TASK STATEMENT. Write out all the lines again, precisely as they stand, but without the images.
— begin —
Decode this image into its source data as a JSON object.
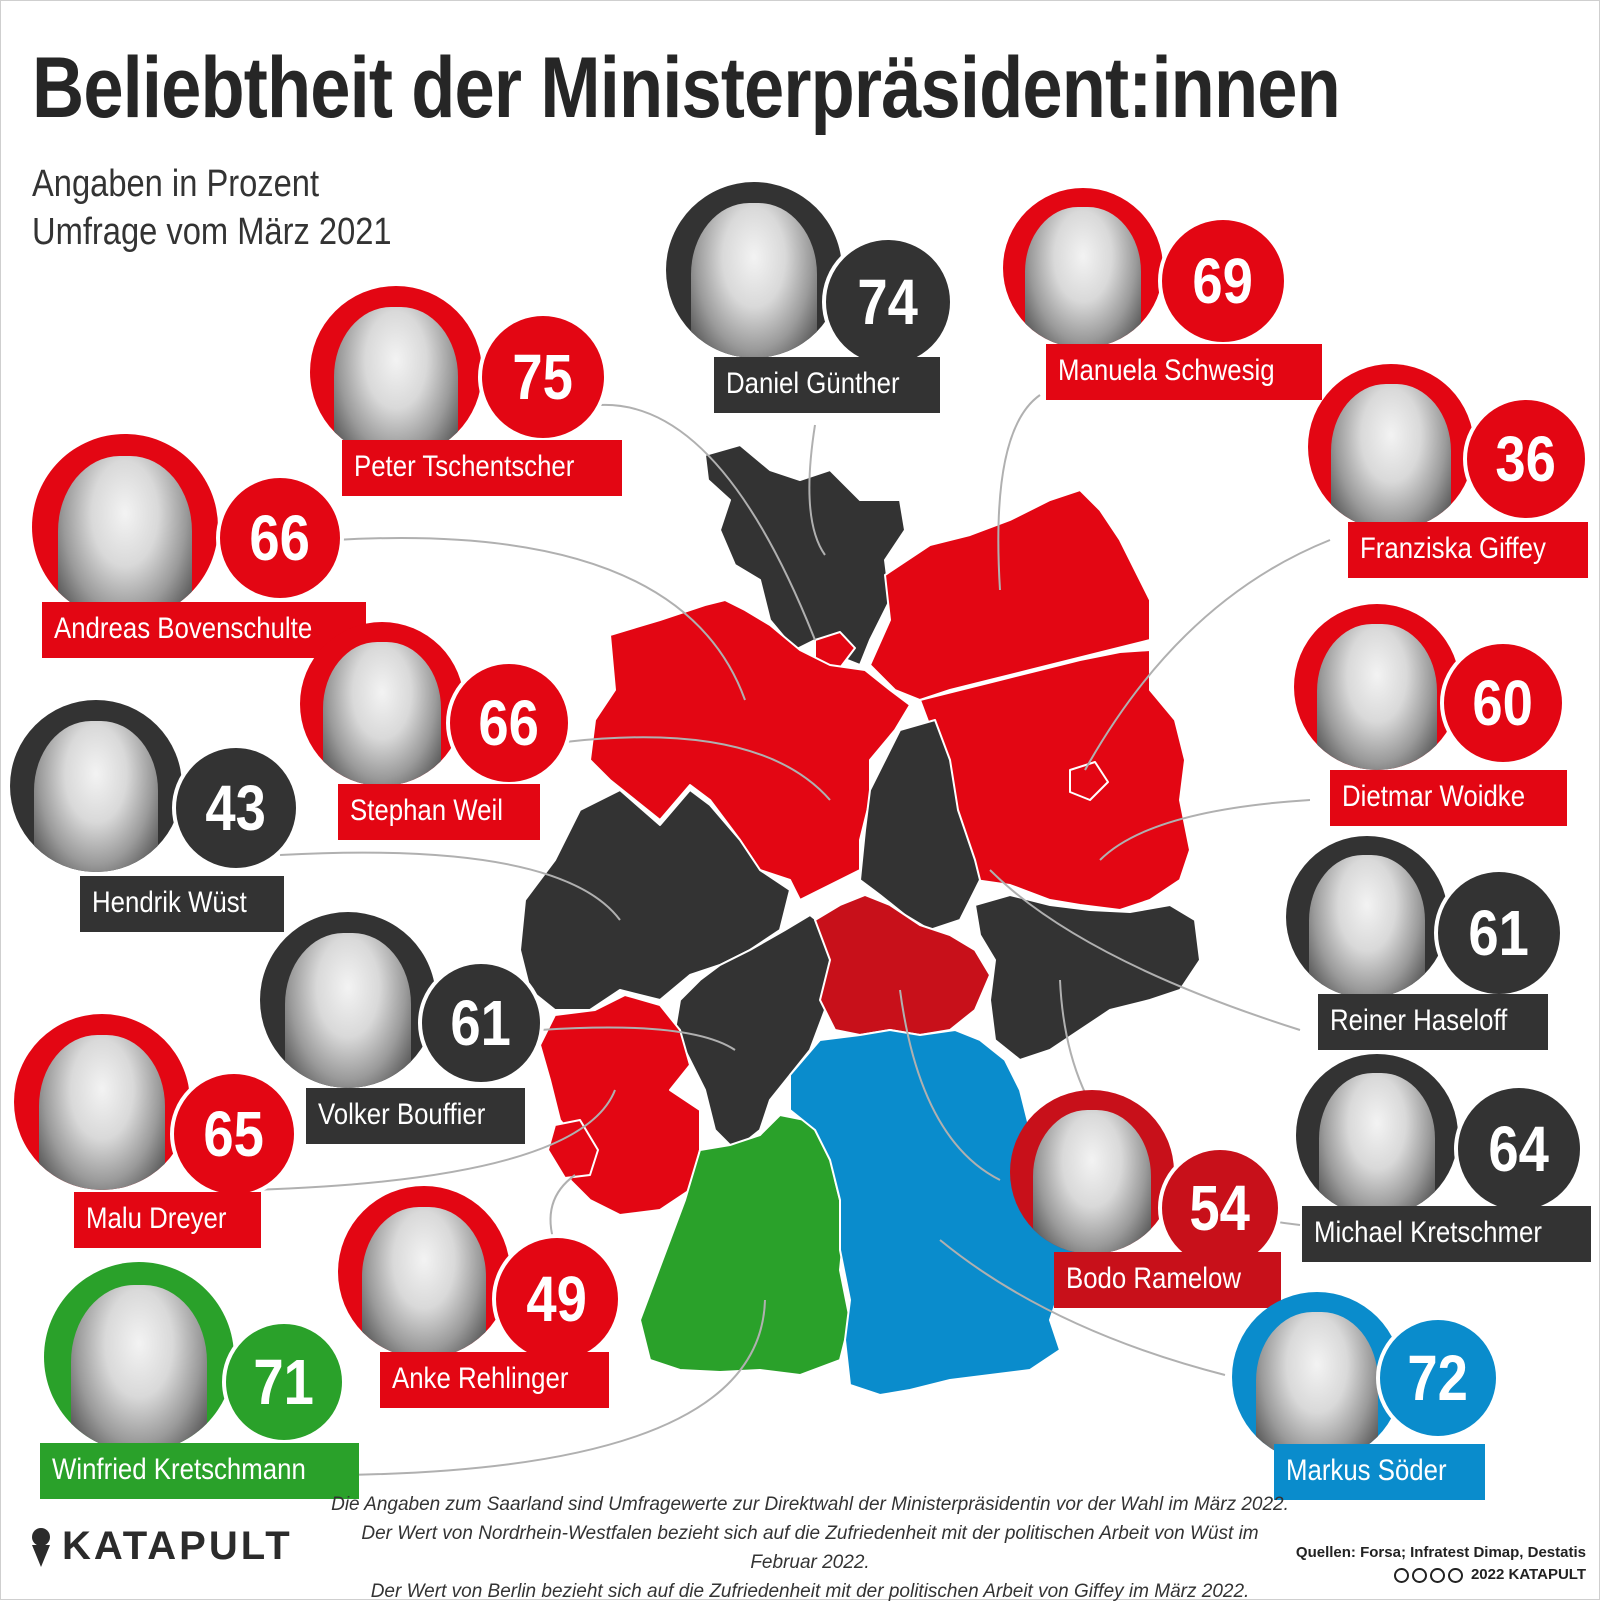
{
  "title": "Beliebtheit der Ministerpräsident:innen",
  "subtitle_line1": "Angaben in Prozent",
  "subtitle_line2": "Umfrage vom März 2021",
  "colors": {
    "spd": "#e30613",
    "cdu": "#333333",
    "linke": "#c8101a",
    "gruene": "#2aa12a",
    "csu": "#0a8ccc"
  },
  "people": [
    {
      "id": "guenther",
      "name": "Daniel Günther",
      "value": "74"
    },
    {
      "id": "schwesig",
      "name": "Manuela Schwesig",
      "value": "69"
    },
    {
      "id": "tschentscher",
      "name": "Peter Tschentscher",
      "value": "75"
    },
    {
      "id": "giffey",
      "name": "Franziska Giffey",
      "value": "36"
    },
    {
      "id": "bovenschulte",
      "name": "Andreas Bovenschulte",
      "value": "66"
    },
    {
      "id": "weil",
      "name": "Stephan Weil",
      "value": "66"
    },
    {
      "id": "woidke",
      "name": "Dietmar Woidke",
      "value": "60"
    },
    {
      "id": "wuest",
      "name": "Hendrik Wüst",
      "value": "43"
    },
    {
      "id": "haseloff",
      "name": "Reiner Haseloff",
      "value": "61"
    },
    {
      "id": "bouffier",
      "name": "Volker Bouffier",
      "value": "61"
    },
    {
      "id": "dreyer",
      "name": "Malu Dreyer",
      "value": "65"
    },
    {
      "id": "kretschmer",
      "name": "Michael Kretschmer",
      "value": "64"
    },
    {
      "id": "ramelow",
      "name": "Bodo Ramelow",
      "value": "54"
    },
    {
      "id": "rehlinger",
      "name": "Anke Rehlinger",
      "value": "49"
    },
    {
      "id": "kretschmann",
      "name": "Winfried Kretschmann",
      "value": "71"
    },
    {
      "id": "soeder",
      "name": "Markus Söder",
      "value": "72"
    }
  ],
  "notes": [
    "Die Angaben zum Saarland sind Umfragewerte zur Direktwahl der Ministerpräsidentin vor der Wahl im März 2022.",
    "Der Wert von Nordrhein-Westfalen bezieht sich auf die Zufriedenheit mit der politischen Arbeit von Wüst im Februar 2022.",
    "Der Wert von Berlin bezieht sich auf die Zufriedenheit mit der politischen Arbeit von Giffey im März 2022."
  ],
  "logo": "KATAPULT",
  "sources": "Quellen: Forsa; Infratest Dimap, Destatis",
  "copyright": "2022 KATAPULT"
}
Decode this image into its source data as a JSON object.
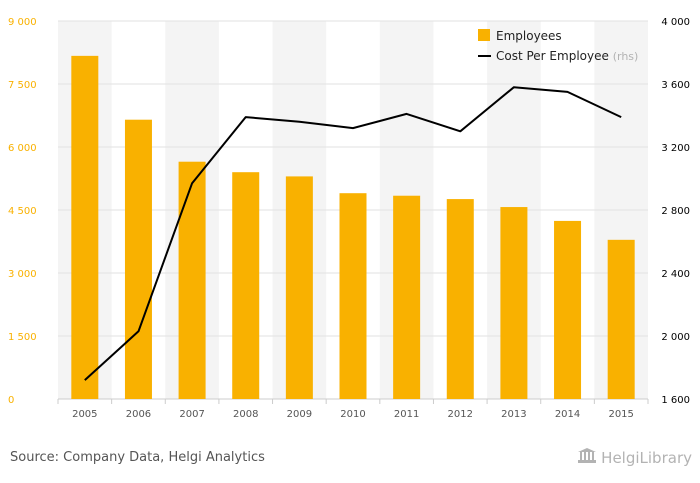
{
  "chart_data": {
    "type": "bar+line",
    "categories": [
      "2005",
      "2006",
      "2007",
      "2008",
      "2009",
      "2010",
      "2011",
      "2012",
      "2013",
      "2014",
      "2015"
    ],
    "series": [
      {
        "name": "Employees",
        "type": "bar",
        "axis": "left",
        "color": "#f9b100",
        "values": [
          8170,
          6650,
          5650,
          5400,
          5300,
          4900,
          4840,
          4760,
          4570,
          4240,
          3790
        ]
      },
      {
        "name": "Cost Per Employee",
        "name_suffix": "(rhs)",
        "type": "line",
        "axis": "right",
        "color": "#000000",
        "values": [
          1720,
          2030,
          2970,
          3390,
          3360,
          3320,
          3410,
          3300,
          3580,
          3550,
          3390
        ]
      }
    ],
    "y_left": {
      "min": 0,
      "max": 9000,
      "ticks": [
        0,
        1500,
        3000,
        4500,
        6000,
        7500,
        9000
      ],
      "tick_labels": [
        "0",
        "1 500",
        "3 000",
        "4 500",
        "6 000",
        "7 500",
        "9 000"
      ],
      "color": "#f9b100"
    },
    "y_right": {
      "min": 1600,
      "max": 4000,
      "ticks": [
        1600,
        2000,
        2400,
        2800,
        3200,
        3600,
        4000
      ],
      "tick_labels": [
        "1 600",
        "2 000",
        "2 400",
        "2 800",
        "3 200",
        "3 600",
        "4 000"
      ],
      "color": "#000000"
    },
    "grid": true,
    "legend_position": "top-right"
  },
  "footer": {
    "source": "Source: Company Data, Helgi Analytics",
    "logo_text": "HelgiLibrary"
  }
}
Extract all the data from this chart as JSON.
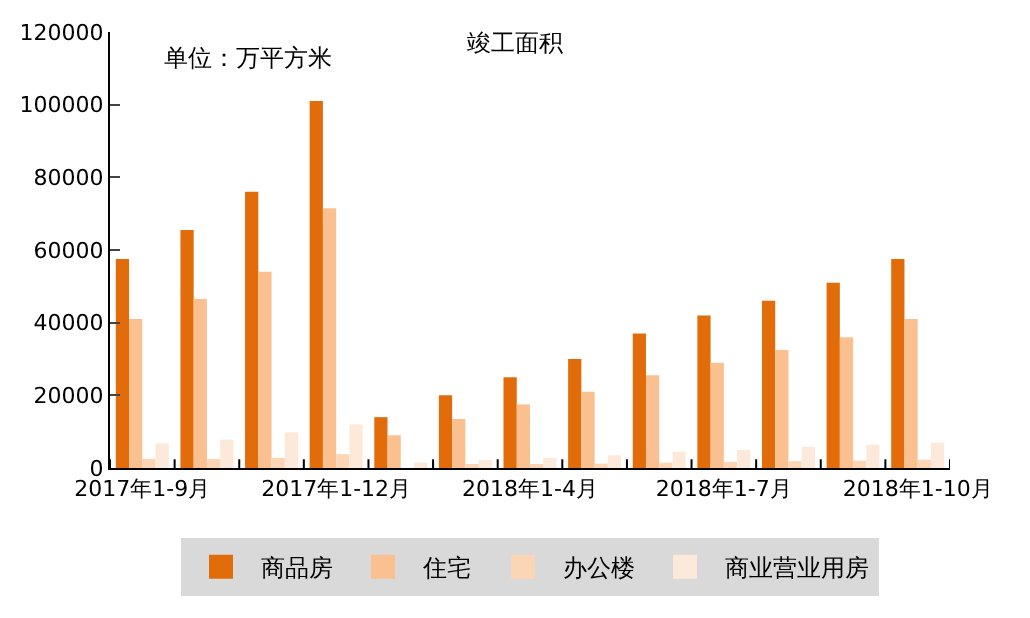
{
  "chart_data": {
    "type": "bar",
    "title": "竣工面积",
    "annotations": [
      "单位：万平方米"
    ],
    "categories": [
      "2017年1-9月",
      null,
      null,
      "2017年1-12月",
      null,
      null,
      "2018年1-4月",
      null,
      null,
      "2018年1-7月",
      null,
      null,
      "2018年1-10月"
    ],
    "series": [
      {
        "name": "商品房",
        "color": "#e36c0a",
        "values": [
          57500,
          65500,
          76000,
          101000,
          14000,
          20000,
          25000,
          30000,
          37000,
          42000,
          46000,
          51000,
          57500
        ]
      },
      {
        "name": "住宅",
        "color": "#fac090",
        "values": [
          41000,
          46500,
          54000,
          71500,
          9000,
          13500,
          17500,
          21000,
          25500,
          29000,
          32500,
          36000,
          41000
        ]
      },
      {
        "name": "办公楼",
        "color": "#fcd5b4",
        "values": [
          2500,
          2500,
          2800,
          3800,
          null,
          700,
          1000,
          1200,
          1500,
          1700,
          1900,
          2000,
          2300
        ]
      },
      {
        "name": "商业营业用房",
        "color": "#fde9d9",
        "values": [
          6800,
          7800,
          9800,
          12000,
          1500,
          2200,
          2800,
          3500,
          4500,
          5000,
          5800,
          6400,
          7000
        ]
      }
    ],
    "ylim": [
      0,
      120000
    ],
    "yticks": [
      0,
      20000,
      40000,
      60000,
      80000,
      100000,
      120000
    ],
    "legend": "bottom"
  }
}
— end —
EXERCISE RESPONSE.
Decode this image into its source data as a JSON object.
{
  "title": "Beliebtheit der Ministerpräsident:innen",
  "subtitle_line1": "Angaben in Prozent",
  "subtitle_line2": "Umfrage vom März 2021",
  "colors": {
    "spd": "#e30613",
    "cdu": "#333333",
    "linke": "#c8101a",
    "gruene": "#2aa12a",
    "csu": "#0a8ccc"
  },
  "people": [
    {
      "id": "guenther",
      "name": "Daniel Günther",
      "value": "74"
    },
    {
      "id": "schwesig",
      "name": "Manuela Schwesig",
      "value": "69"
    },
    {
      "id": "tschentscher",
      "name": "Peter Tschentscher",
      "value": "75"
    },
    {
      "id": "giffey",
      "name": "Franziska Giffey",
      "value": "36"
    },
    {
      "id": "bovenschulte",
      "name": "Andreas Bovenschulte",
      "value": "66"
    },
    {
      "id": "weil",
      "name": "Stephan Weil",
      "value": "66"
    },
    {
      "id": "woidke",
      "name": "Dietmar Woidke",
      "value": "60"
    },
    {
      "id": "wuest",
      "name": "Hendrik Wüst",
      "value": "43"
    },
    {
      "id": "haseloff",
      "name": "Reiner Haseloff",
      "value": "61"
    },
    {
      "id": "bouffier",
      "name": "Volker Bouffier",
      "value": "61"
    },
    {
      "id": "dreyer",
      "name": "Malu Dreyer",
      "value": "65"
    },
    {
      "id": "kretschmer",
      "name": "Michael Kretschmer",
      "value": "64"
    },
    {
      "id": "ramelow",
      "name": "Bodo Ramelow",
      "value": "54"
    },
    {
      "id": "rehlinger",
      "name": "Anke Rehlinger",
      "value": "49"
    },
    {
      "id": "kretschmann",
      "name": "Winfried Kretschmann",
      "value": "71"
    },
    {
      "id": "soeder",
      "name": "Markus Söder",
      "value": "72"
    }
  ],
  "notes": [
    "Die Angaben zum Saarland sind Umfragewerte zur Direktwahl der Ministerpräsidentin vor der Wahl im März 2022.",
    "Der Wert von Nordrhein-Westfalen bezieht sich auf die Zufriedenheit mit der politischen Arbeit von Wüst im Februar 2022.",
    "Der Wert von Berlin bezieht sich auf die Zufriedenheit mit der politischen Arbeit von Giffey im März 2022."
  ],
  "logo": "KATAPULT",
  "sources": "Quellen: Forsa; Infratest Dimap, Destatis",
  "copyright": "2022 KATAPULT"
}
Decode this image into its source data as a JSON object.
{
  "chart_data": {
    "type": "bar+line",
    "categories": [
      "2005",
      "2006",
      "2007",
      "2008",
      "2009",
      "2010",
      "2011",
      "2012",
      "2013",
      "2014",
      "2015"
    ],
    "series": [
      {
        "name": "Employees",
        "type": "bar",
        "axis": "left",
        "color": "#f9b100",
        "values": [
          8170,
          6650,
          5650,
          5400,
          5300,
          4900,
          4840,
          4760,
          4570,
          4240,
          3790
        ]
      },
      {
        "name": "Cost Per Employee",
        "name_suffix": "(rhs)",
        "type": "line",
        "axis": "right",
        "color": "#000000",
        "values": [
          1720,
          2030,
          2970,
          3390,
          3360,
          3320,
          3410,
          3300,
          3580,
          3550,
          3390
        ]
      }
    ],
    "y_left": {
      "min": 0,
      "max": 9000,
      "ticks": [
        0,
        1500,
        3000,
        4500,
        6000,
        7500,
        9000
      ],
      "tick_labels": [
        "0",
        "1 500",
        "3 000",
        "4 500",
        "6 000",
        "7 500",
        "9 000"
      ],
      "color": "#f9b100"
    },
    "y_right": {
      "min": 1600,
      "max": 4000,
      "ticks": [
        1600,
        2000,
        2400,
        2800,
        3200,
        3600,
        4000
      ],
      "tick_labels": [
        "1 600",
        "2 000",
        "2 400",
        "2 800",
        "3 200",
        "3 600",
        "4 000"
      ],
      "color": "#000000"
    },
    "grid": true,
    "legend_position": "top-right"
  },
  "footer": {
    "source": "Source: Company Data, Helgi Analytics",
    "logo_text": "HelgiLibrary"
  }
}
Extract all the data from this chart as JSON.
{
  "chart_data": {
    "type": "bar",
    "title": "竣工面积",
    "annotations": [
      "单位：万平方米"
    ],
    "categories": [
      "2017年1-9月",
      null,
      null,
      "2017年1-12月",
      null,
      null,
      "2018年1-4月",
      null,
      null,
      "2018年1-7月",
      null,
      null,
      "2018年1-10月"
    ],
    "series": [
      {
        "name": "商品房",
        "color": "#e36c0a",
        "values": [
          57500,
          65500,
          76000,
          101000,
          14000,
          20000,
          25000,
          30000,
          37000,
          42000,
          46000,
          51000,
          57500
        ]
      },
      {
        "name": "住宅",
        "color": "#fac090",
        "values": [
          41000,
          46500,
          54000,
          71500,
          9000,
          13500,
          17500,
          21000,
          25500,
          29000,
          32500,
          36000,
          41000
        ]
      },
      {
        "name": "办公楼",
        "color": "#fcd5b4",
        "values": [
          2500,
          2500,
          2800,
          3800,
          null,
          700,
          1000,
          1200,
          1500,
          1700,
          1900,
          2000,
          2300
        ]
      },
      {
        "name": "商业营业用房",
        "color": "#fde9d9",
        "values": [
          6800,
          7800,
          9800,
          12000,
          1500,
          2200,
          2800,
          3500,
          4500,
          5000,
          5800,
          6400,
          7000
        ]
      }
    ],
    "ylim": [
      0,
      120000
    ],
    "yticks": [
      0,
      20000,
      40000,
      60000,
      80000,
      100000,
      120000
    ],
    "legend": "bottom"
  }
}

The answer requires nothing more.